Written task
Transcribe each line of the material as it is, and drop any picture.

(Dataset listings of figures)
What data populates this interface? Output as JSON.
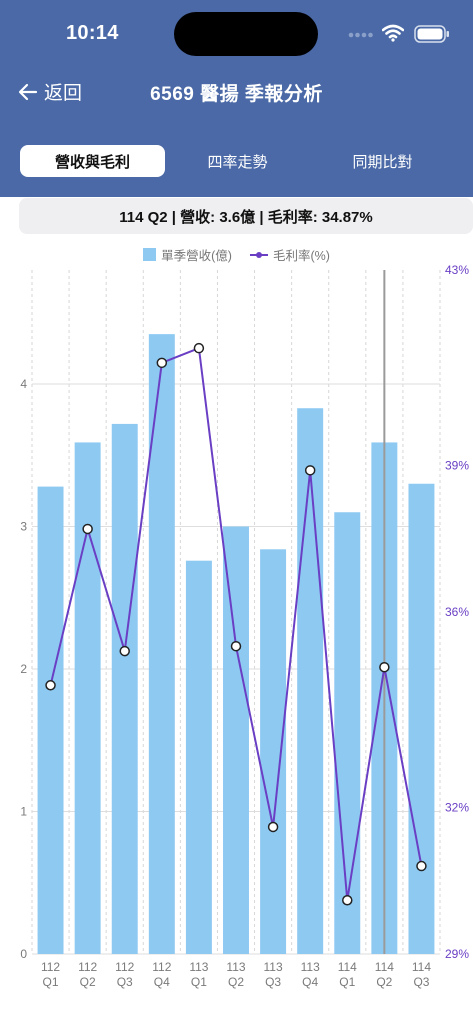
{
  "status_bar": {
    "time": "10:14"
  },
  "header": {
    "back_label": "返回",
    "title": "6569 醫揚 季報分析"
  },
  "tabs": [
    {
      "label": "營收與毛利",
      "active": true
    },
    {
      "label": "四率走勢",
      "active": false
    },
    {
      "label": "同期比對",
      "active": false
    }
  ],
  "summary": "114 Q2 | 營收: 3.6億 | 毛利率: 34.87%",
  "colors": {
    "header": "#4a69a6",
    "bar": "#8ec9f2",
    "line": "#6a3fc4",
    "right_axis_text": "#6a3fc4"
  },
  "chart_data": {
    "type": "bar+line",
    "categories": [
      [
        "112",
        "Q1"
      ],
      [
        "112",
        "Q2"
      ],
      [
        "112",
        "Q3"
      ],
      [
        "112",
        "Q4"
      ],
      [
        "113",
        "Q1"
      ],
      [
        "113",
        "Q2"
      ],
      [
        "113",
        "Q3"
      ],
      [
        "113",
        "Q4"
      ],
      [
        "114",
        "Q1"
      ],
      [
        "114",
        "Q2"
      ],
      [
        "114",
        "Q3"
      ]
    ],
    "series": [
      {
        "name": "單季營收(億)",
        "type": "bar",
        "axis": "left",
        "values": [
          3.28,
          3.59,
          3.72,
          4.35,
          2.76,
          3.0,
          2.84,
          3.83,
          3.1,
          3.59,
          3.3
        ]
      },
      {
        "name": "毛利率(%)",
        "type": "line",
        "axis": "right",
        "values": [
          34.5,
          37.7,
          35.2,
          41.1,
          41.4,
          35.3,
          31.6,
          38.9,
          30.1,
          34.87,
          30.8
        ]
      }
    ],
    "left_axis": {
      "ticks": [
        0,
        1,
        2,
        3,
        4
      ],
      "range": [
        0,
        4.8
      ]
    },
    "right_axis": {
      "ticks": [
        "29%",
        "32%",
        "36%",
        "39%",
        "43%"
      ],
      "range": [
        29,
        43
      ]
    },
    "highlight_index": 9,
    "grid": true,
    "legend_position": "top"
  }
}
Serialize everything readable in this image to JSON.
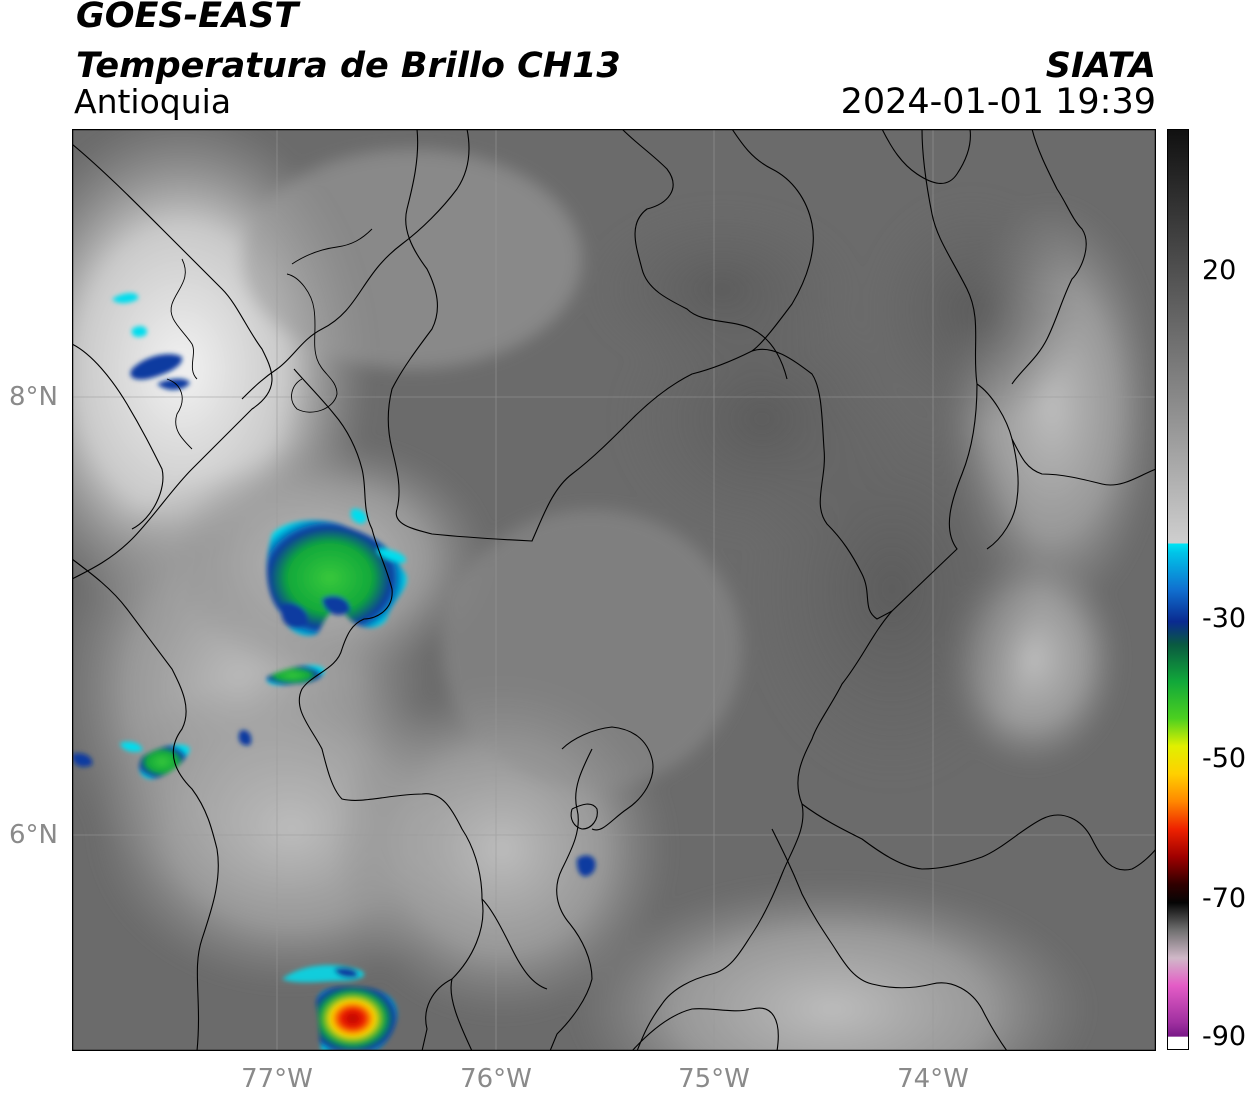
{
  "header": {
    "satellite": "GOES-EAST",
    "product": "Temperatura de Brillo CH13",
    "region": "Antioquia",
    "brand": "SIATA",
    "datetime": "2024-01-01 19:39"
  },
  "map": {
    "lat_labels": [
      "8°N",
      "6°N"
    ],
    "lon_labels": [
      "77°W",
      "76°W",
      "75°W",
      "74°W"
    ],
    "colors": {
      "background": "#6a6a6a",
      "borders": "#000000",
      "gridlines": "#9a9a9a"
    }
  },
  "colorbar": {
    "ticks": [
      "20",
      "-30",
      "-50",
      "-70",
      "-90"
    ],
    "colors": {
      "top": "#141414",
      "gray_mid": "#9a9a9a",
      "white": "#f8f8f8",
      "cyan": "#00ddee",
      "blue": "#0a3aa0",
      "green": "#11a83a",
      "yellow": "#ffd800",
      "red": "#e00000",
      "black": "#050505",
      "pink": "#e050c0",
      "purple": "#8a1d90"
    }
  }
}
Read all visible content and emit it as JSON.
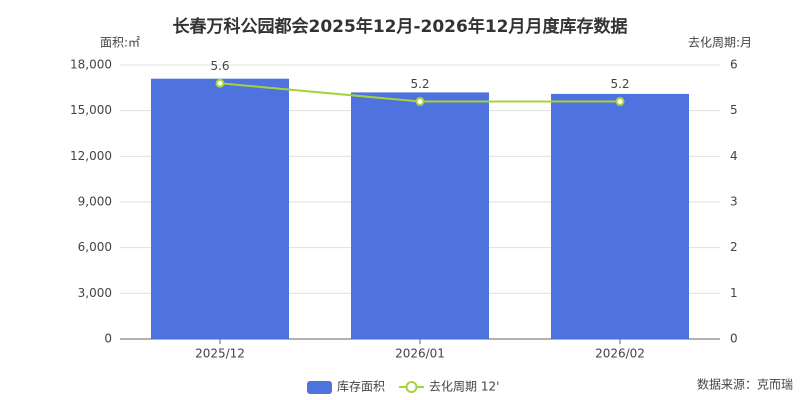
{
  "chart_data": {
    "type": "bar",
    "title": "长春万科公园都会2025年12月-2026年12月月度库存数据",
    "y_label": "面积:㎡",
    "y2_label": "去化周期:月",
    "source": "数据来源：克而瑞",
    "categories": [
      "2025/12",
      "2026/01",
      "2026/02"
    ],
    "series": [
      {
        "name": "库存面积",
        "type": "bar",
        "color": "#4e72de",
        "values": [
          17100,
          16200,
          16100
        ]
      },
      {
        "name": "去化周期 12'",
        "type": "line",
        "axis": "y2",
        "color": "#a7d33a",
        "values": [
          5.6,
          5.2,
          5.2
        ]
      }
    ],
    "ylim": [
      0,
      18000
    ],
    "yticks": [
      0,
      {
        "value": 3000,
        "label": "3,000"
      },
      {
        "value": 6000,
        "label": "6,000"
      },
      {
        "value": 9000,
        "label": "9,000"
      },
      {
        "value": 12000,
        "label": "12,000"
      },
      {
        "value": 15000,
        "label": "15,000"
      },
      {
        "value": 18000,
        "label": "18,000"
      }
    ],
    "y2lim": [
      0,
      6
    ],
    "y2ticks": [
      0,
      1,
      2,
      3,
      4,
      5,
      6
    ],
    "grid": true
  }
}
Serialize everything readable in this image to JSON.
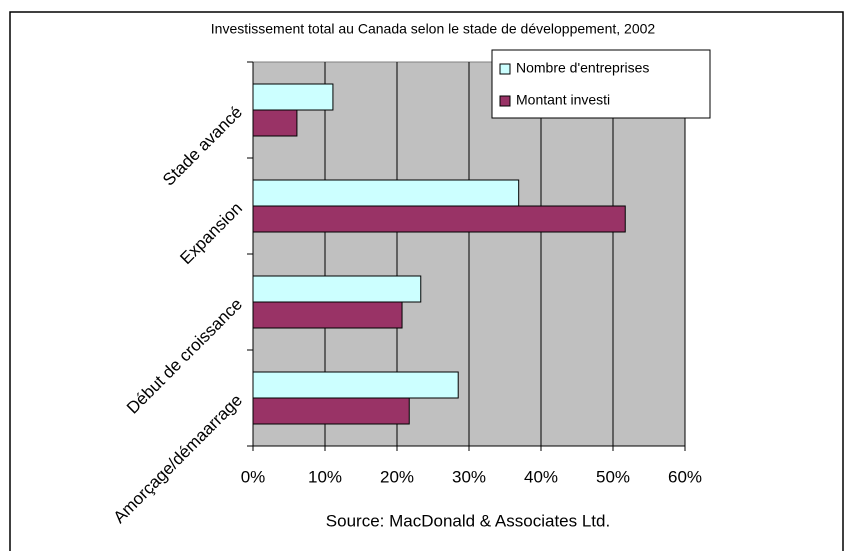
{
  "chart_data": {
    "type": "bar",
    "orientation": "horizontal",
    "title": "Investissement total au Canada selon le stade de développement, 2002",
    "source": "Source:  MacDonald & Associates Ltd.",
    "categories": [
      "Stade avancé",
      "Expansion",
      "Début de croissance",
      "Amorçage/démaarrage"
    ],
    "series": [
      {
        "name": "Nombre d'entreprises",
        "color": "#ccffff",
        "values": [
          11.1,
          36.9,
          23.3,
          28.5
        ]
      },
      {
        "name": "Montant investi",
        "color": "#993366",
        "values": [
          6.1,
          51.7,
          20.7,
          21.7
        ]
      }
    ],
    "xlim": [
      0,
      60
    ],
    "xticks": [
      {
        "value": 0,
        "label": "0%"
      },
      {
        "value": 10,
        "label": "10%"
      },
      {
        "value": 20,
        "label": "20%"
      },
      {
        "value": 30,
        "label": "30%"
      },
      {
        "value": 40,
        "label": "40%"
      },
      {
        "value": 50,
        "label": "50%"
      },
      {
        "value": 60,
        "label": "60%"
      }
    ],
    "grid": true,
    "legend": "top-right"
  }
}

Finished answer
What data populates this interface? Output as JSON.
{
  "status_bar": {
    "time": "10:14"
  },
  "header": {
    "back_label": "返回",
    "title": "6569 醫揚 季報分析"
  },
  "tabs": [
    {
      "label": "營收與毛利",
      "active": true
    },
    {
      "label": "四率走勢",
      "active": false
    },
    {
      "label": "同期比對",
      "active": false
    }
  ],
  "summary": "114 Q2 | 營收: 3.6億 | 毛利率: 34.87%",
  "colors": {
    "header": "#4a69a6",
    "bar": "#8ec9f2",
    "line": "#6a3fc4",
    "right_axis_text": "#6a3fc4"
  },
  "chart_data": {
    "type": "bar+line",
    "categories": [
      [
        "112",
        "Q1"
      ],
      [
        "112",
        "Q2"
      ],
      [
        "112",
        "Q3"
      ],
      [
        "112",
        "Q4"
      ],
      [
        "113",
        "Q1"
      ],
      [
        "113",
        "Q2"
      ],
      [
        "113",
        "Q3"
      ],
      [
        "113",
        "Q4"
      ],
      [
        "114",
        "Q1"
      ],
      [
        "114",
        "Q2"
      ],
      [
        "114",
        "Q3"
      ]
    ],
    "series": [
      {
        "name": "單季營收(億)",
        "type": "bar",
        "axis": "left",
        "values": [
          3.28,
          3.59,
          3.72,
          4.35,
          2.76,
          3.0,
          2.84,
          3.83,
          3.1,
          3.59,
          3.3
        ]
      },
      {
        "name": "毛利率(%)",
        "type": "line",
        "axis": "right",
        "values": [
          34.5,
          37.7,
          35.2,
          41.1,
          41.4,
          35.3,
          31.6,
          38.9,
          30.1,
          34.87,
          30.8
        ]
      }
    ],
    "left_axis": {
      "ticks": [
        0,
        1,
        2,
        3,
        4
      ],
      "range": [
        0,
        4.8
      ]
    },
    "right_axis": {
      "ticks": [
        "29%",
        "32%",
        "36%",
        "39%",
        "43%"
      ],
      "range": [
        29,
        43
      ]
    },
    "highlight_index": 9,
    "grid": true,
    "legend_position": "top"
  }
}
Serialize everything readable in this image to JSON.
{
  "header": {
    "satellite": "GOES-EAST",
    "product": "Temperatura de Brillo CH13",
    "region": "Antioquia",
    "brand": "SIATA",
    "datetime": "2024-01-01 19:39"
  },
  "map": {
    "lat_labels": [
      "8°N",
      "6°N"
    ],
    "lon_labels": [
      "77°W",
      "76°W",
      "75°W",
      "74°W"
    ],
    "colors": {
      "background": "#6a6a6a",
      "borders": "#000000",
      "gridlines": "#9a9a9a"
    }
  },
  "colorbar": {
    "ticks": [
      "20",
      "-30",
      "-50",
      "-70",
      "-90"
    ],
    "colors": {
      "top": "#141414",
      "gray_mid": "#9a9a9a",
      "white": "#f8f8f8",
      "cyan": "#00ddee",
      "blue": "#0a3aa0",
      "green": "#11a83a",
      "yellow": "#ffd800",
      "red": "#e00000",
      "black": "#050505",
      "pink": "#e050c0",
      "purple": "#8a1d90"
    }
  }
}
Read all visible content and emit it as JSON.
{
  "chart_data": {
    "type": "bar",
    "title": "长春万科公园都会2025年12月-2026年12月月度库存数据",
    "y_label": "面积:㎡",
    "y2_label": "去化周期:月",
    "source": "数据来源：克而瑞",
    "categories": [
      "2025/12",
      "2026/01",
      "2026/02"
    ],
    "series": [
      {
        "name": "库存面积",
        "type": "bar",
        "color": "#4e72de",
        "values": [
          17100,
          16200,
          16100
        ]
      },
      {
        "name": "去化周期 12'",
        "type": "line",
        "axis": "y2",
        "color": "#a7d33a",
        "values": [
          5.6,
          5.2,
          5.2
        ]
      }
    ],
    "ylim": [
      0,
      18000
    ],
    "yticks": [
      0,
      {
        "value": 3000,
        "label": "3,000"
      },
      {
        "value": 6000,
        "label": "6,000"
      },
      {
        "value": 9000,
        "label": "9,000"
      },
      {
        "value": 12000,
        "label": "12,000"
      },
      {
        "value": 15000,
        "label": "15,000"
      },
      {
        "value": 18000,
        "label": "18,000"
      }
    ],
    "y2lim": [
      0,
      6
    ],
    "y2ticks": [
      0,
      1,
      2,
      3,
      4,
      5,
      6
    ],
    "grid": true
  }
}
Serialize everything readable in this image to JSON.
{
  "chart_data": {
    "type": "bar",
    "orientation": "horizontal",
    "title": "Investissement total au Canada selon le stade de développement, 2002",
    "source": "Source:  MacDonald & Associates Ltd.",
    "categories": [
      "Stade avancé",
      "Expansion",
      "Début de croissance",
      "Amorçage/démaarrage"
    ],
    "series": [
      {
        "name": "Nombre d'entreprises",
        "color": "#ccffff",
        "values": [
          11.1,
          36.9,
          23.3,
          28.5
        ]
      },
      {
        "name": "Montant investi",
        "color": "#993366",
        "values": [
          6.1,
          51.7,
          20.7,
          21.7
        ]
      }
    ],
    "xlim": [
      0,
      60
    ],
    "xticks": [
      {
        "value": 0,
        "label": "0%"
      },
      {
        "value": 10,
        "label": "10%"
      },
      {
        "value": 20,
        "label": "20%"
      },
      {
        "value": 30,
        "label": "30%"
      },
      {
        "value": 40,
        "label": "40%"
      },
      {
        "value": 50,
        "label": "50%"
      },
      {
        "value": 60,
        "label": "60%"
      }
    ],
    "grid": true,
    "legend": "top-right"
  }
}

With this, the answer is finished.